Records contained in a dataset
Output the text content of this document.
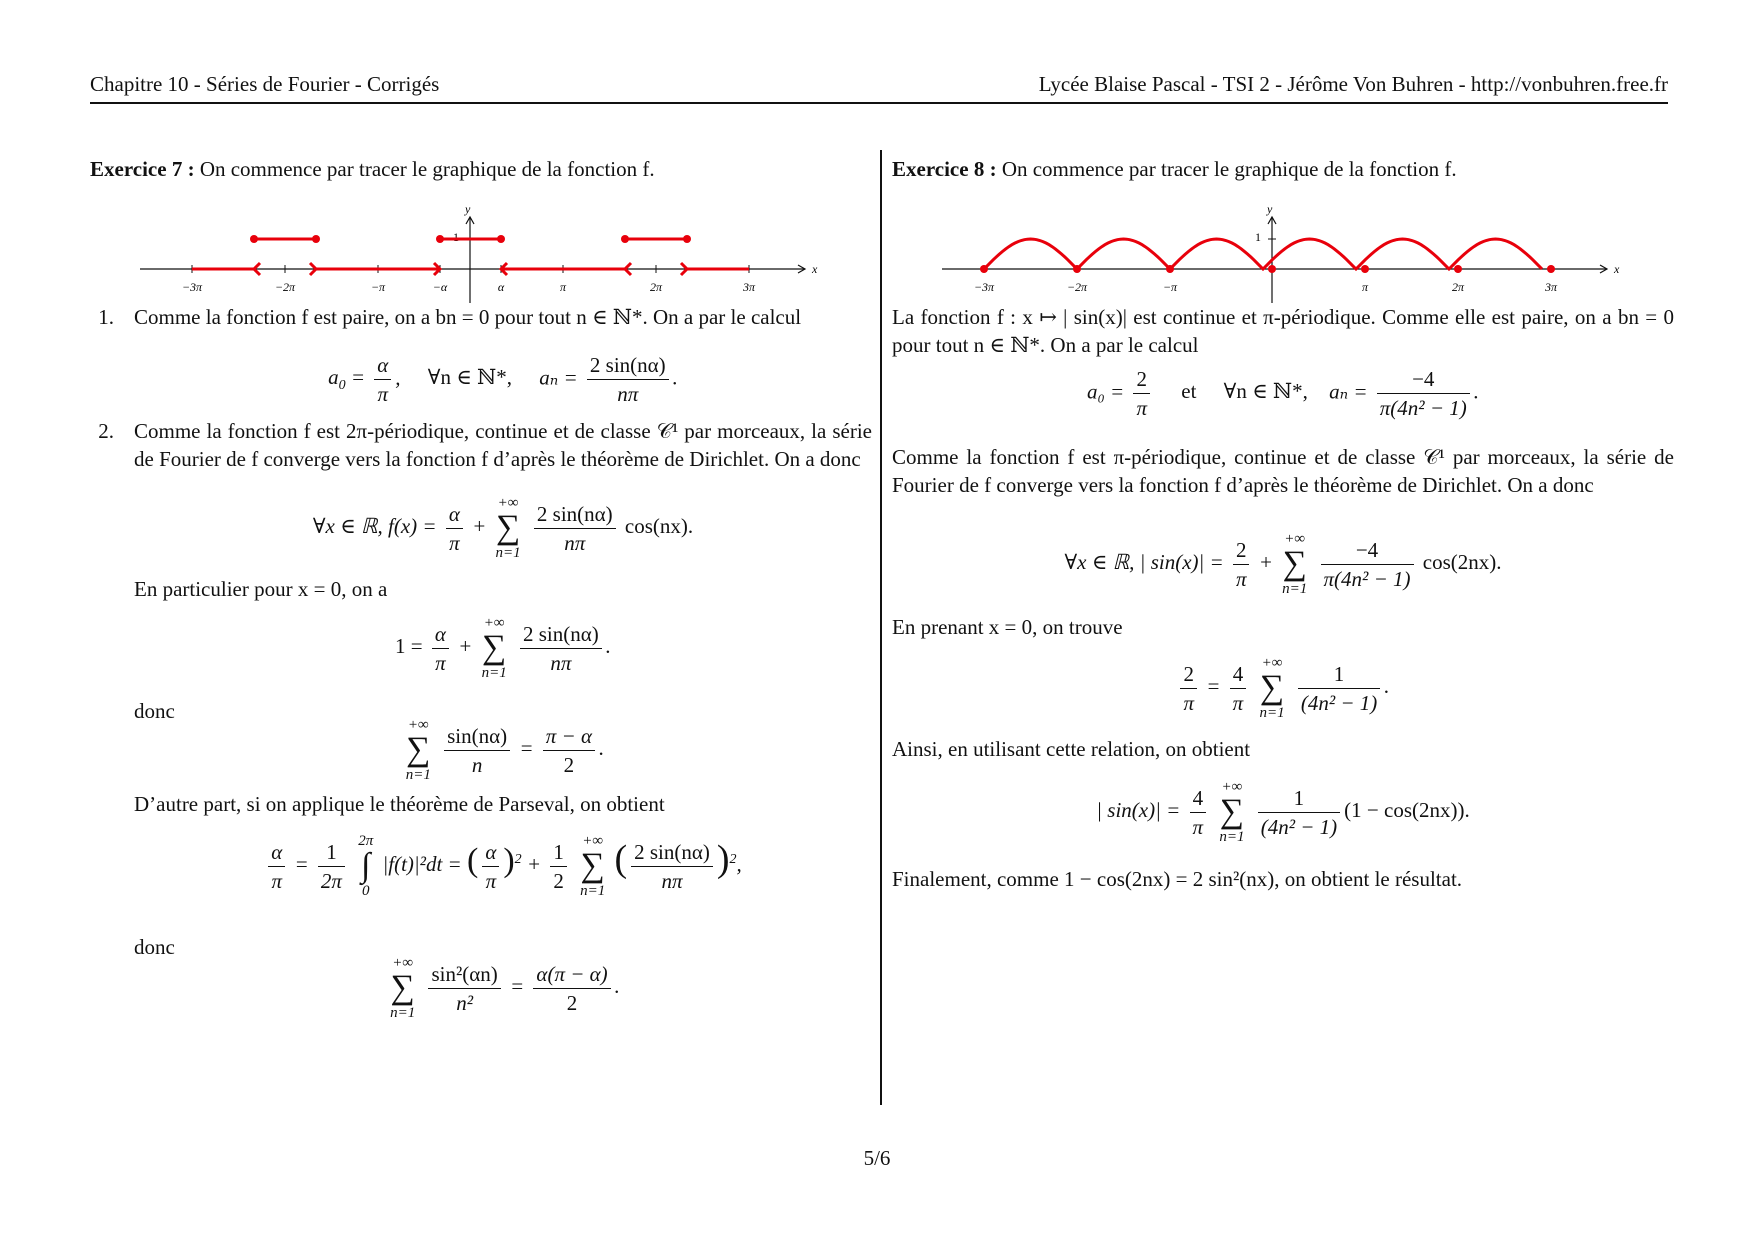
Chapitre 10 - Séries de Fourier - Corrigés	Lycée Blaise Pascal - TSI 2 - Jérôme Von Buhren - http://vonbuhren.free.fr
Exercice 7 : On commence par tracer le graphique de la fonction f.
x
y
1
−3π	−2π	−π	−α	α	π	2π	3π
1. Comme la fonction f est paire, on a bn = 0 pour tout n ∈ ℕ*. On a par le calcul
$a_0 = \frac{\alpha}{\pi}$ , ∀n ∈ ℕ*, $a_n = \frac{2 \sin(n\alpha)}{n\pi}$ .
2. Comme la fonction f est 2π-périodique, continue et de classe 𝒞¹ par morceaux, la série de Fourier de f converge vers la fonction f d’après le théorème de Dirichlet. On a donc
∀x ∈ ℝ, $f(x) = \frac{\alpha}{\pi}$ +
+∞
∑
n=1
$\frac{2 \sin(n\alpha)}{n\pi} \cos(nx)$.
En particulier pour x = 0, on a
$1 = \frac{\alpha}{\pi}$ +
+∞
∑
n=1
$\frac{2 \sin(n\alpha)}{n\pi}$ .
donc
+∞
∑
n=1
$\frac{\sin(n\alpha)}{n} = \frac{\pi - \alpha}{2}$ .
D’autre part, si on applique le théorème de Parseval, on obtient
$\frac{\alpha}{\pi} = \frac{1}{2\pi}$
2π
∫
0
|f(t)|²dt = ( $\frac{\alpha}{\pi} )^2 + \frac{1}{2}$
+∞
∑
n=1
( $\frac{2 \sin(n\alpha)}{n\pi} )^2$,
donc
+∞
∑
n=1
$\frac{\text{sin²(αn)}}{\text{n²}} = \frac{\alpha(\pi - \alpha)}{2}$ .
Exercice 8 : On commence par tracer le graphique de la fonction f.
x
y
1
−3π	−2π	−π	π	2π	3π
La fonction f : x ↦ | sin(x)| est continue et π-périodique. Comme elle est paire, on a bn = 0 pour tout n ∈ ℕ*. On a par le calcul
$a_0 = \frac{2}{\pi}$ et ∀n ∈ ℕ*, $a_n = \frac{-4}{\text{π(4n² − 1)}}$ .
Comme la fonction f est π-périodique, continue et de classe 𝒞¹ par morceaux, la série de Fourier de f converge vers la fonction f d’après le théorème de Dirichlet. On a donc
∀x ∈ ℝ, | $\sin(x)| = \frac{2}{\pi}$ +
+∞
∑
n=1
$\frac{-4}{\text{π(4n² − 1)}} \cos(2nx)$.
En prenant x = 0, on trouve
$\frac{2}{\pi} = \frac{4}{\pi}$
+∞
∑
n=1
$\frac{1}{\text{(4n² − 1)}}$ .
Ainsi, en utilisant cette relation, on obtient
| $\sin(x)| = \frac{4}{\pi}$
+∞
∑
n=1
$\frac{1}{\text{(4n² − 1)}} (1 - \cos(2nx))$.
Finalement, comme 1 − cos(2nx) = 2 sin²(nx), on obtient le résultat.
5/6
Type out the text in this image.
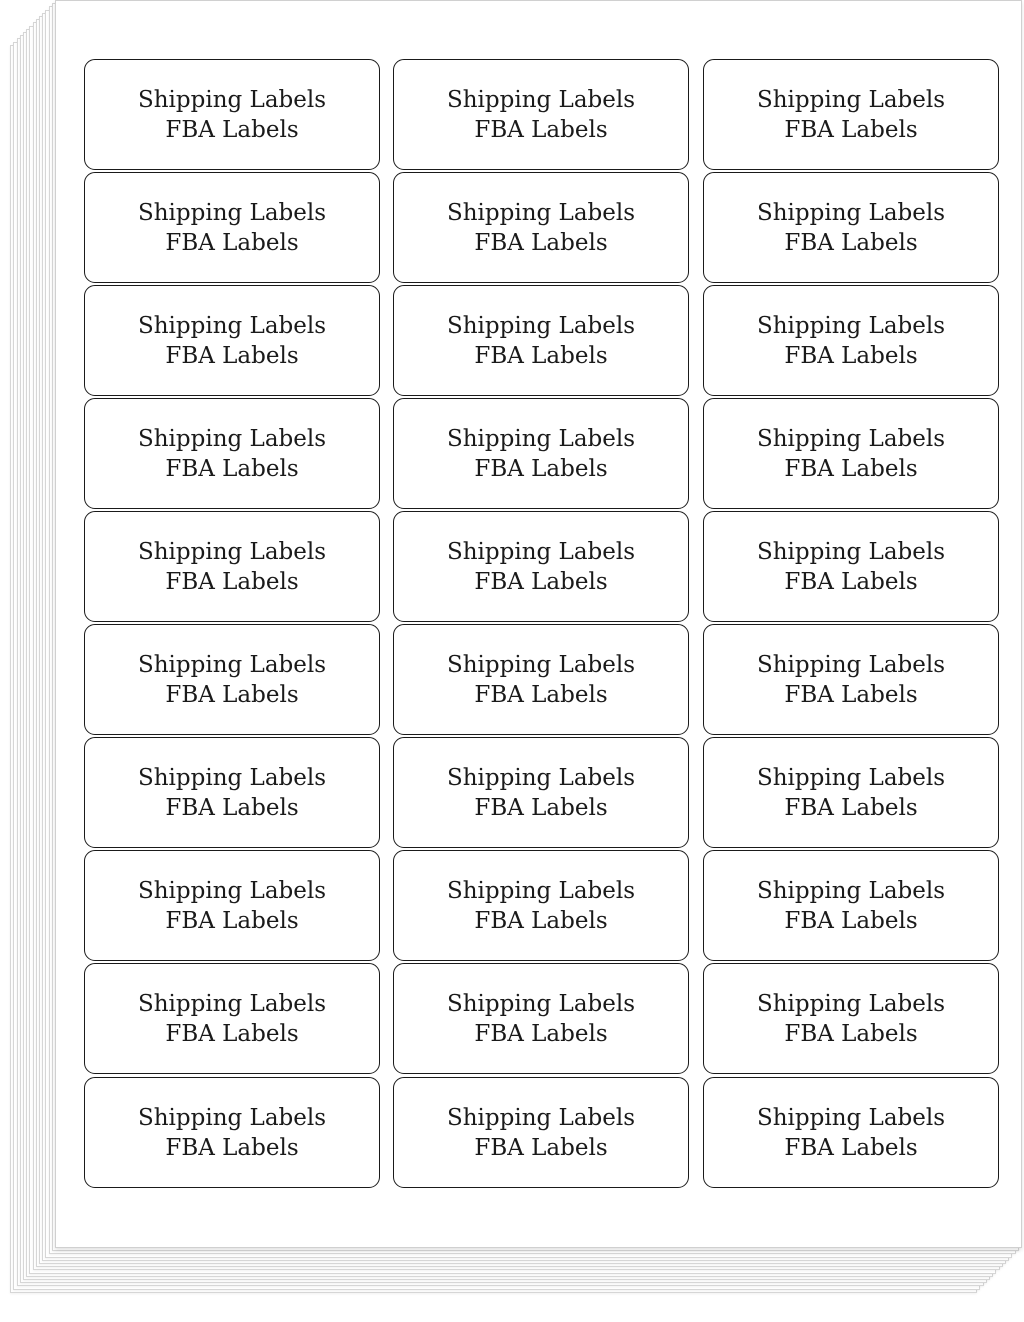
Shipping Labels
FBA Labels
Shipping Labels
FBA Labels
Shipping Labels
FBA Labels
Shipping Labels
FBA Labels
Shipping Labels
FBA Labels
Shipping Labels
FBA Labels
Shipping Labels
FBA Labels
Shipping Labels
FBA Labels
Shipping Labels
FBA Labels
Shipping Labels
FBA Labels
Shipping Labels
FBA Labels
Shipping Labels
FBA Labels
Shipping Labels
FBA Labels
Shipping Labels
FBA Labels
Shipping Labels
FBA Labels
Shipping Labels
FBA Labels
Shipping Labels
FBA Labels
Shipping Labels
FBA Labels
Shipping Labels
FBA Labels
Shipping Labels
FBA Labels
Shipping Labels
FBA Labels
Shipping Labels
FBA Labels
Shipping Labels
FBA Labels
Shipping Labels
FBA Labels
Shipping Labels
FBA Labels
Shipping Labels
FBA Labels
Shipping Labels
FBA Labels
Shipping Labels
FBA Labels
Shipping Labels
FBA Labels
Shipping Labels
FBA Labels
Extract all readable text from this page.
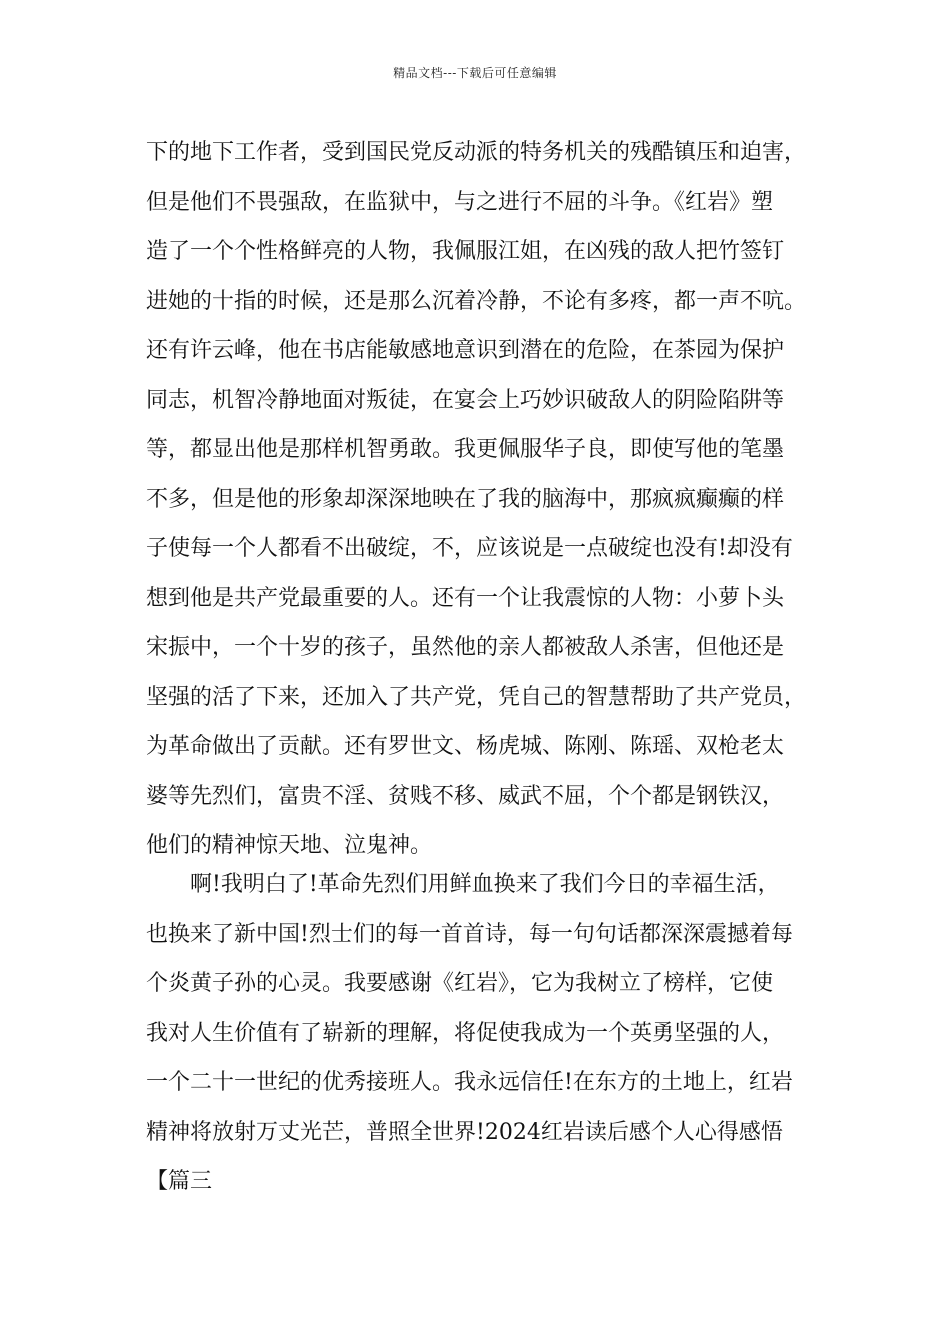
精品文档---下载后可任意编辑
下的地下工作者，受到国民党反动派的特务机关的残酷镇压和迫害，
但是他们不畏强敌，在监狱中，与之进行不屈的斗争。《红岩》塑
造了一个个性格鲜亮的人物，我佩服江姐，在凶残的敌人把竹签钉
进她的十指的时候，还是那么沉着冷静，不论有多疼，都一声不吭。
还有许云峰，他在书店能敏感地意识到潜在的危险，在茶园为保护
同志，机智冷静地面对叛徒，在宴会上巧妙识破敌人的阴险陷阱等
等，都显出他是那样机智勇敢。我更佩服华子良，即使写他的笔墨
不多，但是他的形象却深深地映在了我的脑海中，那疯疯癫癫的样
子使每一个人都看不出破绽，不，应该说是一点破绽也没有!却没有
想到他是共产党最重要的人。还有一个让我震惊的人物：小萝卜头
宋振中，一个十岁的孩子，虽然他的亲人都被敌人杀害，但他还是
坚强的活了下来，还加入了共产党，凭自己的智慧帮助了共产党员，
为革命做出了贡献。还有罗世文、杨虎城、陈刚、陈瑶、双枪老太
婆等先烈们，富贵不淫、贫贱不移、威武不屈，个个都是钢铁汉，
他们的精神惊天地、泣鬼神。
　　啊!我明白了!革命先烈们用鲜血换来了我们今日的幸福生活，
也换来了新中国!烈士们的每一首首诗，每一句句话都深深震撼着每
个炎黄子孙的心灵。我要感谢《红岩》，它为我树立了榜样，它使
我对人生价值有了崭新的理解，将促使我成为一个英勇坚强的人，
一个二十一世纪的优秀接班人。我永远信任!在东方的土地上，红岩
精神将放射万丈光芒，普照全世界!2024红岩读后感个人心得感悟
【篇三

Written request:
Report how many lines in this data include the string "converge", and nothing else.

Solution to the problem:
2